--- BEGIN Information shown ---
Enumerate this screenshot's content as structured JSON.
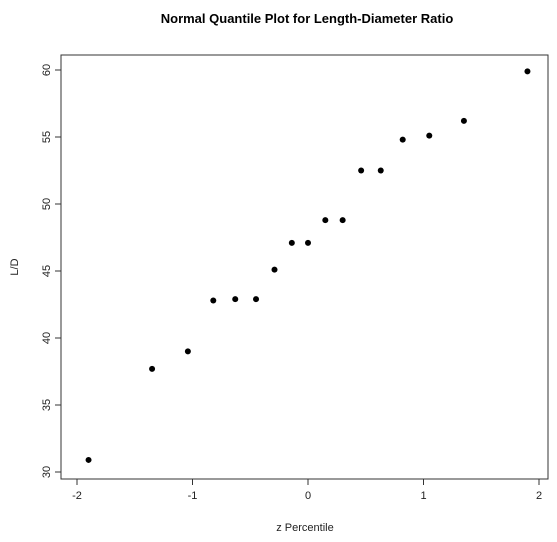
{
  "chart_data": {
    "type": "scatter",
    "title": "Normal Quantile Plot for Length-Diameter Ratio",
    "xlabel": "z Percentile",
    "ylabel": "L/D",
    "xlim": [
      -2,
      2
    ],
    "ylim": [
      30,
      60
    ],
    "xticks": [
      "-2",
      "-1",
      "0",
      "1",
      "2"
    ],
    "yticks": [
      "30",
      "35",
      "40",
      "45",
      "50",
      "55",
      "60"
    ],
    "grid": false,
    "points": [
      {
        "x": -1.9,
        "y": 30.9
      },
      {
        "x": -1.35,
        "y": 37.7
      },
      {
        "x": -1.04,
        "y": 39.0
      },
      {
        "x": -0.82,
        "y": 42.8
      },
      {
        "x": -0.63,
        "y": 42.9
      },
      {
        "x": -0.45,
        "y": 42.9
      },
      {
        "x": -0.29,
        "y": 45.1
      },
      {
        "x": -0.14,
        "y": 47.1
      },
      {
        "x": 0.0,
        "y": 47.1
      },
      {
        "x": 0.15,
        "y": 48.8
      },
      {
        "x": 0.3,
        "y": 48.8
      },
      {
        "x": 0.46,
        "y": 52.5
      },
      {
        "x": 0.63,
        "y": 52.5
      },
      {
        "x": 0.82,
        "y": 54.8
      },
      {
        "x": 1.05,
        "y": 55.1
      },
      {
        "x": 1.35,
        "y": 56.2
      },
      {
        "x": 1.9,
        "y": 59.9
      }
    ]
  }
}
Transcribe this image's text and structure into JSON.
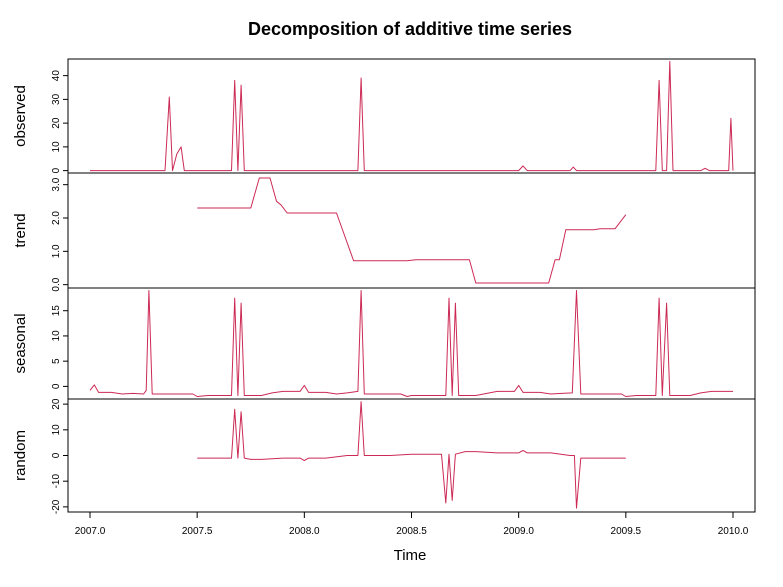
--- END Information shown ---
▸ Set exercise: Copy all lines from the material that hold "this".

▸ Response:
Enumerate this screenshot's content as structured JSON.
Transcribe this image's text and structure into JSON.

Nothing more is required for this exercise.